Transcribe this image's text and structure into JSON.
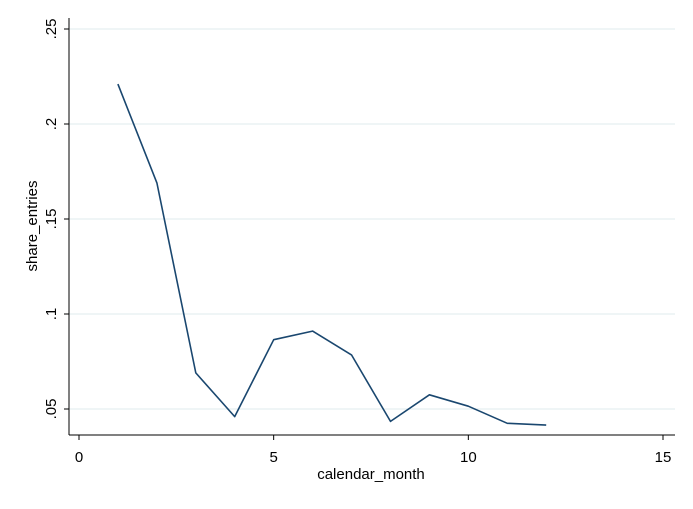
{
  "chart_data": {
    "type": "line",
    "title": "",
    "xlabel": "calendar_month",
    "ylabel": "share_entries",
    "xlim": [
      0,
      15
    ],
    "ylim": [
      0.04,
      0.25
    ],
    "x_ticks": [
      {
        "value": 0,
        "label": "0"
      },
      {
        "value": 5,
        "label": "5"
      },
      {
        "value": 10,
        "label": "10"
      },
      {
        "value": 15,
        "label": "15"
      }
    ],
    "y_ticks": [
      {
        "value": 0.05,
        "label": ".05"
      },
      {
        "value": 0.1,
        "label": ".1"
      },
      {
        "value": 0.15,
        "label": ".15"
      },
      {
        "value": 0.2,
        "label": ".2"
      },
      {
        "value": 0.25,
        "label": ".25"
      }
    ],
    "grid": true,
    "legend": "none",
    "series": [
      {
        "color": "#1a476f",
        "x": [
          1,
          2,
          3,
          4,
          5,
          6,
          7,
          8,
          9,
          10,
          11,
          12
        ],
        "y": [
          0.221,
          0.169,
          0.069,
          0.046,
          0.0865,
          0.091,
          0.0785,
          0.0435,
          0.0575,
          0.0515,
          0.0425,
          0.0415
        ]
      }
    ]
  },
  "colors": {
    "line": "#1a476f",
    "grid": "#eaf2f3",
    "axis": "#000000",
    "background": "#ffffff"
  }
}
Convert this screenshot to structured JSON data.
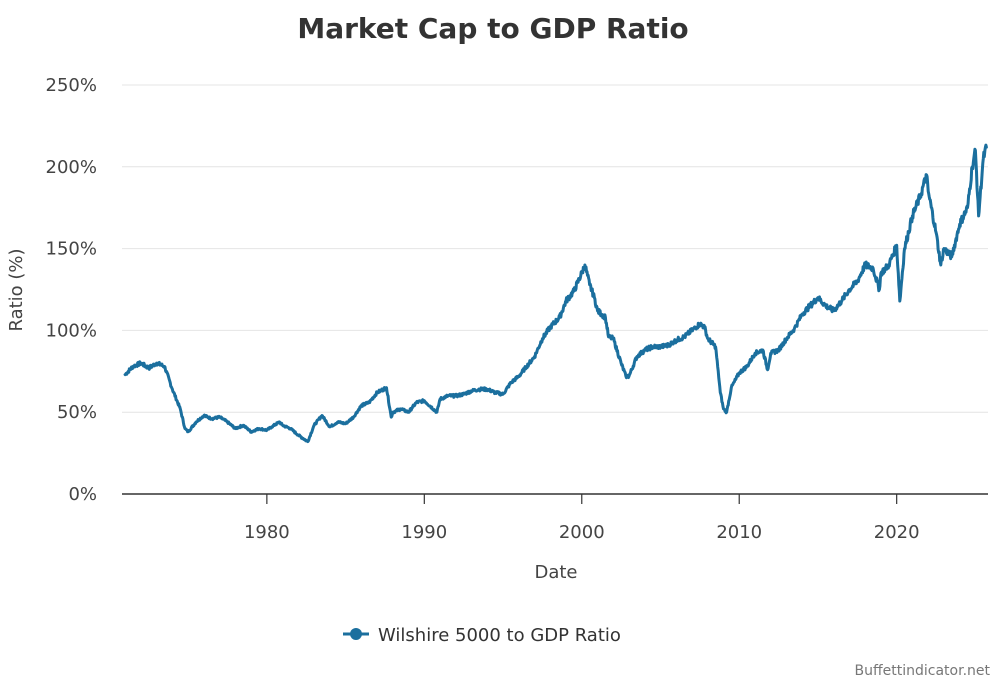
{
  "chart_data": {
    "type": "line",
    "title": "Market Cap to GDP Ratio",
    "xlabel": "Date",
    "ylabel": "Ratio (%)",
    "xlim": [
      1970.8,
      2025.8
    ],
    "ylim": [
      0,
      250
    ],
    "x_ticks": [
      1980,
      1990,
      2000,
      2010,
      2020
    ],
    "x_tick_labels": [
      "1980",
      "1990",
      "2000",
      "2010",
      "2020"
    ],
    "y_ticks": [
      0,
      50,
      100,
      150,
      200,
      250
    ],
    "y_tick_labels": [
      "0%",
      "50%",
      "100%",
      "150%",
      "200%",
      "250%"
    ],
    "grid": true,
    "legend_position": "bottom-center",
    "series": [
      {
        "name": "Wilshire 5000 to GDP Ratio",
        "color": "#1b6f9e",
        "x": [
          1971.0,
          1971.5,
          1972.0,
          1972.5,
          1973.0,
          1973.5,
          1974.0,
          1974.5,
          1974.8,
          1975.0,
          1975.5,
          1976.0,
          1976.5,
          1977.0,
          1977.5,
          1978.0,
          1978.5,
          1979.0,
          1979.5,
          1980.0,
          1980.3,
          1980.8,
          1981.0,
          1981.5,
          1982.0,
          1982.6,
          1983.0,
          1983.5,
          1984.0,
          1984.5,
          1985.0,
          1985.5,
          1986.0,
          1986.5,
          1987.0,
          1987.6,
          1987.9,
          1988.0,
          1988.5,
          1989.0,
          1989.5,
          1990.0,
          1990.8,
          1991.0,
          1991.5,
          1992.0,
          1992.5,
          1993.0,
          1993.5,
          1994.0,
          1994.5,
          1995.0,
          1995.5,
          1996.0,
          1996.5,
          1997.0,
          1997.5,
          1998.0,
          1998.6,
          1999.0,
          1999.5,
          2000.0,
          2000.2,
          2000.5,
          2000.8,
          2001.0,
          2001.5,
          2001.7,
          2002.0,
          2002.5,
          2002.8,
          2003.0,
          2003.5,
          2004.0,
          2004.5,
          2005.0,
          2005.5,
          2006.0,
          2006.5,
          2007.0,
          2007.5,
          2007.8,
          2008.0,
          2008.5,
          2008.8,
          2009.0,
          2009.2,
          2009.5,
          2010.0,
          2010.5,
          2011.0,
          2011.5,
          2011.8,
          2012.0,
          2012.5,
          2013.0,
          2013.5,
          2014.0,
          2014.5,
          2015.0,
          2015.5,
          2016.0,
          2016.5,
          2017.0,
          2017.5,
          2018.0,
          2018.5,
          2018.9,
          2019.0,
          2019.5,
          2020.0,
          2020.2,
          2020.5,
          2021.0,
          2021.5,
          2021.9,
          2022.0,
          2022.5,
          2022.8,
          2023.0,
          2023.5,
          2024.0,
          2024.5,
          2024.8,
          2025.0,
          2025.2,
          2025.5,
          2025.7
        ],
        "values": [
          73,
          78,
          80,
          77,
          80,
          78,
          64,
          52,
          40,
          38,
          44,
          48,
          46,
          47,
          44,
          40,
          42,
          38,
          40,
          39,
          41,
          44,
          42,
          40,
          36,
          32,
          42,
          48,
          41,
          44,
          43,
          47,
          54,
          56,
          62,
          65,
          47,
          50,
          52,
          50,
          56,
          57,
          50,
          58,
          60,
          60,
          61,
          63,
          64,
          64,
          62,
          61,
          68,
          72,
          78,
          84,
          95,
          102,
          108,
          118,
          124,
          135,
          140,
          128,
          120,
          112,
          108,
          96,
          95,
          80,
          72,
          72,
          84,
          88,
          90,
          90,
          91,
          94,
          96,
          100,
          104,
          102,
          95,
          90,
          62,
          52,
          50,
          65,
          74,
          78,
          86,
          88,
          76,
          86,
          88,
          95,
          101,
          110,
          115,
          120,
          115,
          112,
          118,
          125,
          130,
          140,
          138,
          125,
          135,
          140,
          152,
          118,
          150,
          170,
          182,
          195,
          185,
          160,
          140,
          150,
          145,
          165,
          175,
          200,
          210,
          170,
          205,
          212
        ]
      }
    ],
    "legend": [
      "Wilshire 5000 to GDP Ratio"
    ],
    "credit": "Buffettindicator.net"
  }
}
+--
### [What you are asked to do]
Return all of the data exactly as written, and drop the pictures.

### [Worked answer]
Transcribe this image's text and structure into JSON.
{
  "chart_data": {
    "type": "line",
    "title": "",
    "xlabel": "calendar_month",
    "ylabel": "share_entries",
    "xlim": [
      0,
      15
    ],
    "ylim": [
      0.04,
      0.25
    ],
    "x_ticks": [
      {
        "value": 0,
        "label": "0"
      },
      {
        "value": 5,
        "label": "5"
      },
      {
        "value": 10,
        "label": "10"
      },
      {
        "value": 15,
        "label": "15"
      }
    ],
    "y_ticks": [
      {
        "value": 0.05,
        "label": ".05"
      },
      {
        "value": 0.1,
        "label": ".1"
      },
      {
        "value": 0.15,
        "label": ".15"
      },
      {
        "value": 0.2,
        "label": ".2"
      },
      {
        "value": 0.25,
        "label": ".25"
      }
    ],
    "grid": true,
    "legend": "none",
    "series": [
      {
        "color": "#1a476f",
        "x": [
          1,
          2,
          3,
          4,
          5,
          6,
          7,
          8,
          9,
          10,
          11,
          12
        ],
        "y": [
          0.221,
          0.169,
          0.069,
          0.046,
          0.0865,
          0.091,
          0.0785,
          0.0435,
          0.0575,
          0.0515,
          0.0425,
          0.0415
        ]
      }
    ]
  },
  "colors": {
    "line": "#1a476f",
    "grid": "#eaf2f3",
    "axis": "#000000",
    "background": "#ffffff"
  }
}
Convert this screenshot to structured JSON data.
{
  "chart_data": {
    "type": "line",
    "title": "Market Cap to GDP Ratio",
    "xlabel": "Date",
    "ylabel": "Ratio (%)",
    "xlim": [
      1970.8,
      2025.8
    ],
    "ylim": [
      0,
      250
    ],
    "x_ticks": [
      1980,
      1990,
      2000,
      2010,
      2020
    ],
    "x_tick_labels": [
      "1980",
      "1990",
      "2000",
      "2010",
      "2020"
    ],
    "y_ticks": [
      0,
      50,
      100,
      150,
      200,
      250
    ],
    "y_tick_labels": [
      "0%",
      "50%",
      "100%",
      "150%",
      "200%",
      "250%"
    ],
    "grid": true,
    "legend_position": "bottom-center",
    "series": [
      {
        "name": "Wilshire 5000 to GDP Ratio",
        "color": "#1b6f9e",
        "x": [
          1971.0,
          1971.5,
          1972.0,
          1972.5,
          1973.0,
          1973.5,
          1974.0,
          1974.5,
          1974.8,
          1975.0,
          1975.5,
          1976.0,
          1976.5,
          1977.0,
          1977.5,
          1978.0,
          1978.5,
          1979.0,
          1979.5,
          1980.0,
          1980.3,
          1980.8,
          1981.0,
          1981.5,
          1982.0,
          1982.6,
          1983.0,
          1983.5,
          1984.0,
          1984.5,
          1985.0,
          1985.5,
          1986.0,
          1986.5,
          1987.0,
          1987.6,
          1987.9,
          1988.0,
          1988.5,
          1989.0,
          1989.5,
          1990.0,
          1990.8,
          1991.0,
          1991.5,
          1992.0,
          1992.5,
          1993.0,
          1993.5,
          1994.0,
          1994.5,
          1995.0,
          1995.5,
          1996.0,
          1996.5,
          1997.0,
          1997.5,
          1998.0,
          1998.6,
          1999.0,
          1999.5,
          2000.0,
          2000.2,
          2000.5,
          2000.8,
          2001.0,
          2001.5,
          2001.7,
          2002.0,
          2002.5,
          2002.8,
          2003.0,
          2003.5,
          2004.0,
          2004.5,
          2005.0,
          2005.5,
          2006.0,
          2006.5,
          2007.0,
          2007.5,
          2007.8,
          2008.0,
          2008.5,
          2008.8,
          2009.0,
          2009.2,
          2009.5,
          2010.0,
          2010.5,
          2011.0,
          2011.5,
          2011.8,
          2012.0,
          2012.5,
          2013.0,
          2013.5,
          2014.0,
          2014.5,
          2015.0,
          2015.5,
          2016.0,
          2016.5,
          2017.0,
          2017.5,
          2018.0,
          2018.5,
          2018.9,
          2019.0,
          2019.5,
          2020.0,
          2020.2,
          2020.5,
          2021.0,
          2021.5,
          2021.9,
          2022.0,
          2022.5,
          2022.8,
          2023.0,
          2023.5,
          2024.0,
          2024.5,
          2024.8,
          2025.0,
          2025.2,
          2025.5,
          2025.7
        ],
        "values": [
          73,
          78,
          80,
          77,
          80,
          78,
          64,
          52,
          40,
          38,
          44,
          48,
          46,
          47,
          44,
          40,
          42,
          38,
          40,
          39,
          41,
          44,
          42,
          40,
          36,
          32,
          42,
          48,
          41,
          44,
          43,
          47,
          54,
          56,
          62,
          65,
          47,
          50,
          52,
          50,
          56,
          57,
          50,
          58,
          60,
          60,
          61,
          63,
          64,
          64,
          62,
          61,
          68,
          72,
          78,
          84,
          95,
          102,
          108,
          118,
          124,
          135,
          140,
          128,
          120,
          112,
          108,
          96,
          95,
          80,
          72,
          72,
          84,
          88,
          90,
          90,
          91,
          94,
          96,
          100,
          104,
          102,
          95,
          90,
          62,
          52,
          50,
          65,
          74,
          78,
          86,
          88,
          76,
          86,
          88,
          95,
          101,
          110,
          115,
          120,
          115,
          112,
          118,
          125,
          130,
          140,
          138,
          125,
          135,
          140,
          152,
          118,
          150,
          170,
          182,
          195,
          185,
          160,
          140,
          150,
          145,
          165,
          175,
          200,
          210,
          170,
          205,
          212
        ]
      }
    ],
    "legend": [
      "Wilshire 5000 to GDP Ratio"
    ],
    "credit": "Buffettindicator.net"
  }
}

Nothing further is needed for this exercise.